#### [QUOTED TEXT]
-- start --

I was going to write this blog last Sunday: but, after Saturday night’s terrorist outrage in London, it didn’t seem appropriate immediately to comment on the foibles and half-truths of politicians, even those unconnected with terrorism, security or policing. This piece is not about any of those, but concerns lies, fake news and alternative truths.
I spent last week in Oxford, that city of dreaming spires in which we plan to spend a proportion of our retirement. Showing friends around, after walking through the beautiful Christchurch Meadows we found ourselves at the bottom of the High Street and in need of a cup of tea.
There was a clear choice of establishments, one on each side of the road. One was the Queen’s Lane Coffee House, an old haunt of mine when an undergraduate 40 years ago: opposite sat the so-called Grand Café in a fine old building which, in my student days, had been reduced to a Co-op and post office but is now gloriously restored. We opted for the latter – partly from curiosity and partly because I reckoned there was a better chance of getting tea served in a proper teapot.
As we examined each from the outside, we were surprised to find two alternative claims. The Queen’s Lane Coffee House claims to be the oldest coffee house in England, in continuous use since 1654. I seem to have always remembered that statistic.
By contrast, the Grand Café makes almost the same boast – except that it claims not continuous use but foundation in 1650.
Like opposing armies separated only by the no-man’s land of the High Street, traversed by a seemingly endless stream of buses, the rivals stare at one another, their signs announcing their ancient histories silently defying one another.
They don’t need to worry. Oxford is so full of tourists that there is plenty of custom for both. Nonetheless, as the dismally negative General Election campaign continues, I couldn’t help thinking that there was a potent symbol in front of us of the way that alternative truths, or versions of the truth, exist side by side. We learn to live with them and, one hopes, we’ll manage to make a sensible decision – whatever that is – on Thursday.
Only this morning, we’ve heard accusations from Labour that Tory policies are slashing police numbers: the clear implication, not yet quite articulated so soon after this most recent terrorist outrage, is that it might have been prevented but for police cuts. The accusation appears unfounded, yet is clearly irresistible in the febrile atmosphere of the last few days of campaigning.

-- end --

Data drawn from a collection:
-- start --

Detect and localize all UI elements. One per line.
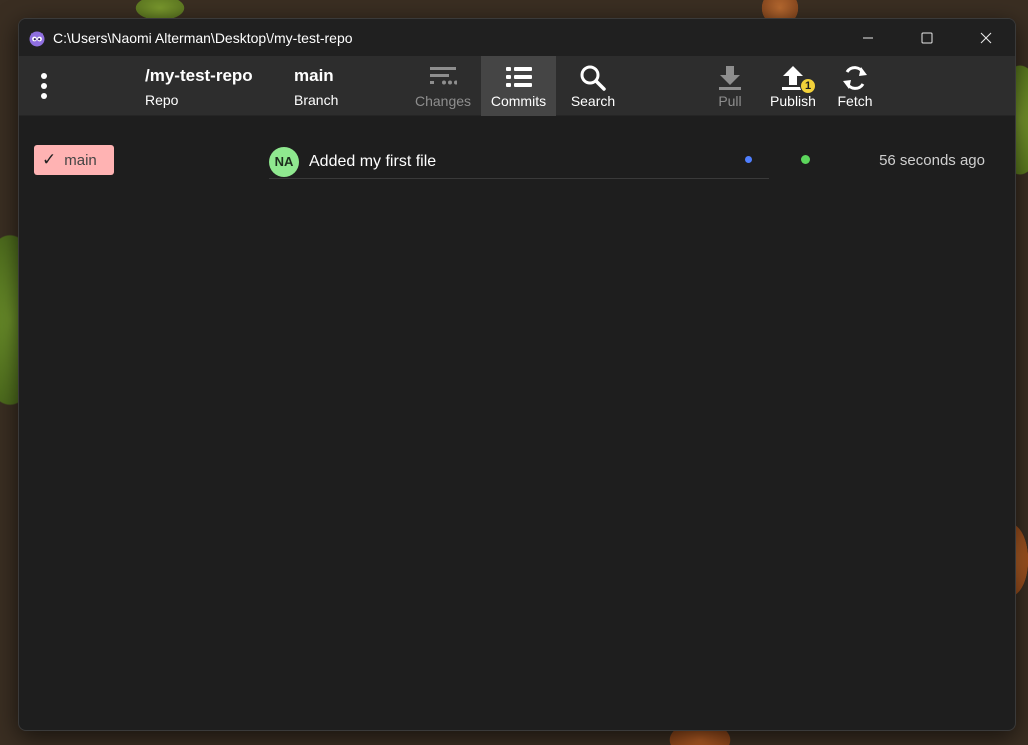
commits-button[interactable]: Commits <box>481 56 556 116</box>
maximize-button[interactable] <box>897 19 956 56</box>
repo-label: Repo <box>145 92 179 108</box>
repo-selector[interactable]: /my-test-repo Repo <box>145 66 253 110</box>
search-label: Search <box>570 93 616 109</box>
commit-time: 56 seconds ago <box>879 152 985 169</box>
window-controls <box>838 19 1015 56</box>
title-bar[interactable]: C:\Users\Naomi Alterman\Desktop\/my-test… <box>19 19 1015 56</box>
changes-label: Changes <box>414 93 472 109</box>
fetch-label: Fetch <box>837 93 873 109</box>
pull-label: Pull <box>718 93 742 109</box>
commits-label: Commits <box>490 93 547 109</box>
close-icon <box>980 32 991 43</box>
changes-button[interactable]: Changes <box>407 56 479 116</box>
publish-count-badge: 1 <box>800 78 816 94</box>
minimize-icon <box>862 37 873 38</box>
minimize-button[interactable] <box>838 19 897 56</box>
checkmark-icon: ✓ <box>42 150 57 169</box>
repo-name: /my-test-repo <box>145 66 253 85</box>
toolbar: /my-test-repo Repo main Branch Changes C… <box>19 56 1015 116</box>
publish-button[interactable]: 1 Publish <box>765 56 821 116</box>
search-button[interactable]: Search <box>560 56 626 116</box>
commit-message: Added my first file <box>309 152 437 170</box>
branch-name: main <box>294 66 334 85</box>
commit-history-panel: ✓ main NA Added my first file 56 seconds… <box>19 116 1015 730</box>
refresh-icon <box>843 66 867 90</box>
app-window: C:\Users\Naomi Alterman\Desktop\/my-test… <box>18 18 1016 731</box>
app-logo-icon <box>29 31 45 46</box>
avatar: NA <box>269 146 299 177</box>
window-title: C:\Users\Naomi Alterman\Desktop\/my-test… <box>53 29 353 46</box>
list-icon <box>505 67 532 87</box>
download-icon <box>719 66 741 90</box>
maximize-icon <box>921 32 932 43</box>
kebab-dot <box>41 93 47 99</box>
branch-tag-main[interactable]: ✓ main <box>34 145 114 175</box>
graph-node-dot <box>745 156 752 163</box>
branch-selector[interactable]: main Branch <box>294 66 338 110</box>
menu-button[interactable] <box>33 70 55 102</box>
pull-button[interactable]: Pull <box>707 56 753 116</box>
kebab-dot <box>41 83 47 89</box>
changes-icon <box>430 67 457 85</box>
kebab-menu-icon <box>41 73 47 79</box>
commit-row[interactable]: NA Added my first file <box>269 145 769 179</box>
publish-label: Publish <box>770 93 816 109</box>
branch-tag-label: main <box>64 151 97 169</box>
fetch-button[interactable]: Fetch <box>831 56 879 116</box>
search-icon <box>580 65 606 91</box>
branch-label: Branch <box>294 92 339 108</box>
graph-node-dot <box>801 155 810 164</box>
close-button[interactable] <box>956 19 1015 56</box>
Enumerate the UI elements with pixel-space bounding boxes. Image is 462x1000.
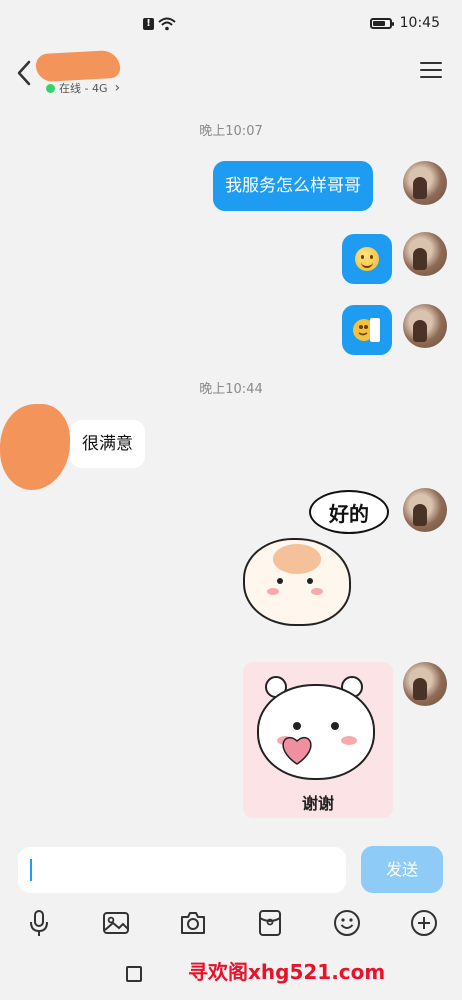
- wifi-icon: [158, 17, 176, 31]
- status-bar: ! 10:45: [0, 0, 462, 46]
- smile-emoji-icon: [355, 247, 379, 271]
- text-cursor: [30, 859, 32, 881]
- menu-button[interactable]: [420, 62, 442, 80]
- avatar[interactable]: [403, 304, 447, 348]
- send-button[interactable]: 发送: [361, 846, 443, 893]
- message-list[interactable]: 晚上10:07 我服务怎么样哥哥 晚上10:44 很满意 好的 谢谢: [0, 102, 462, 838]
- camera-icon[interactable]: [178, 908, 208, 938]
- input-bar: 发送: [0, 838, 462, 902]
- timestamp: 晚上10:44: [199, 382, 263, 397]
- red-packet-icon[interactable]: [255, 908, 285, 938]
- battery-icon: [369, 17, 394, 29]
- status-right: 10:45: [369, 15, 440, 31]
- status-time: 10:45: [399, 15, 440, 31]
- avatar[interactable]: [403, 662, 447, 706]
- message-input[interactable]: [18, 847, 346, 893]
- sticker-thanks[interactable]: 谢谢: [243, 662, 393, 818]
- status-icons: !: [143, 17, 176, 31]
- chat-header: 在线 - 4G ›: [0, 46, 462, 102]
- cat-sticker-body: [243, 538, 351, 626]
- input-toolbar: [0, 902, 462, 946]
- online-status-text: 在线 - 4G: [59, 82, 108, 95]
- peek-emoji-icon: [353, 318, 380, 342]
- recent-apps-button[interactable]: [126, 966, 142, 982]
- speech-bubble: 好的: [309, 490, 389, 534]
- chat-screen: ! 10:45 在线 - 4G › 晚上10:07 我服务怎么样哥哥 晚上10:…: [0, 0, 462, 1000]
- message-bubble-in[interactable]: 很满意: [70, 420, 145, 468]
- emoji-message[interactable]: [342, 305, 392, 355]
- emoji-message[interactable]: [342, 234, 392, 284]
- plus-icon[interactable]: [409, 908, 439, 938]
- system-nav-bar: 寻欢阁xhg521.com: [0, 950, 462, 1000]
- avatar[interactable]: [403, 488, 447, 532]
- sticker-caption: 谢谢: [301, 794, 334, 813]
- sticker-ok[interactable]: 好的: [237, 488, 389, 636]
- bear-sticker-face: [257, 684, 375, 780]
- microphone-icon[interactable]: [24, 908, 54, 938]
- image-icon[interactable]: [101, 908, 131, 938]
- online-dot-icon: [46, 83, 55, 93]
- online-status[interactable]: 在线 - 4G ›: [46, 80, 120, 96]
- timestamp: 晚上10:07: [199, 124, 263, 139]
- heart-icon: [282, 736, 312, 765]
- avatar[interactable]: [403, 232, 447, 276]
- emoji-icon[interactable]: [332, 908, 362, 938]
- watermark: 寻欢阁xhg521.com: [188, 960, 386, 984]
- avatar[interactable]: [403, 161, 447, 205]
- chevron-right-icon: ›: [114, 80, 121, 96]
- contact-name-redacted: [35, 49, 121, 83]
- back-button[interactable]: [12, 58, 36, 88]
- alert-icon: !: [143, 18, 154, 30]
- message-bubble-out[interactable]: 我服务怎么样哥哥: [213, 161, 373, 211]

-- end --

#### [EXERCISES]
(a) According to the blog post, what year does the Grand Café give as its founding?
(b) Write out the blog post starting with "As we examined" and going on through "remembered that statistic.", swapping "oldest" for "first".
(c) Carry on the blog post about Oxford's rival coffee houses and the election campaign from its final sentence.
This material stands apart from the blog post.

#### [IN RESPONSE]
(a) 1650

(b)
As we examined each from the outside, we were surprised to find two alternative claims. The Queen’s Lane Coffee House claims to be the first coffee house in England, in continuous use since 1654. I seem to have always remembered that statistic.

(c)
Meanwhile Boris Johnson, behaving like a cross between a bulldozer and a rhinoceros when interviewed by the Today programme’s Mishal Husain, insisted (not that she asked him) that Jeremy Corbyn opposed the “shoot to kill” policy which had allowed armed officers to put an end to the three knife-wielding fanatics running amok in Borough Market. Boris constantly talked over his interviewer as she cited statements from Jeremy Corbyn that he absolutely approved of the actions taken by police so swiftly and firmly on Saturday. Moreover, I suspect they weren’t following a specific “shoot to kill” policy, merely acting as one hopes any armed officer would in order to protect life and limb.
As Keith Hann writes, also here on Voice of the North, while wondering where we’ll ever find another Churchill, we need some strong leadership (not the sour, preachy sort that Theresa May offers) and some optimism. That call was echoed yesterday by the North’s great Times columnist, Matt Ridley. A Tory to his roots, he’s nonetheless critical of May’s campaign: he comments on “what a law-abiding and free people can achieve and do for each other through enterprise, innovation and exchange. The reason that Theresa May has stumbled so badly in this campaign is because she has failed to set out an optimistic vision of mutual prosperity creation in a liberal society, and has instead allowed herself to be drawn into a mean-spirited, zero-sum bidding war funded by taxation”.
Drawn in? I disagree with Matt in that alone: it seems to me that, as children complain in a playground spat, “She started it!”
We have only a couple more days’ campaigning to suffer and then, as Keith Hann complains, we’ll get someone leading us, even if we wish for a box on the voting-slip that says “none of the above”.
By contrast, I was cheered by another sight in Oxford. Professionally an establishment figure, I guess I shouldn’t encourage this, but I loved the picture below.
It’s an uplifting minor act of rebellion to see a bicycle chained to a sign that forbids it. After all, it’s only a kind of parallel truth: one guy says you mustn’t chain a bike, but another one says he will. Somehow, such a sight suggests to me that there is still hope for humanity!
Amen to that.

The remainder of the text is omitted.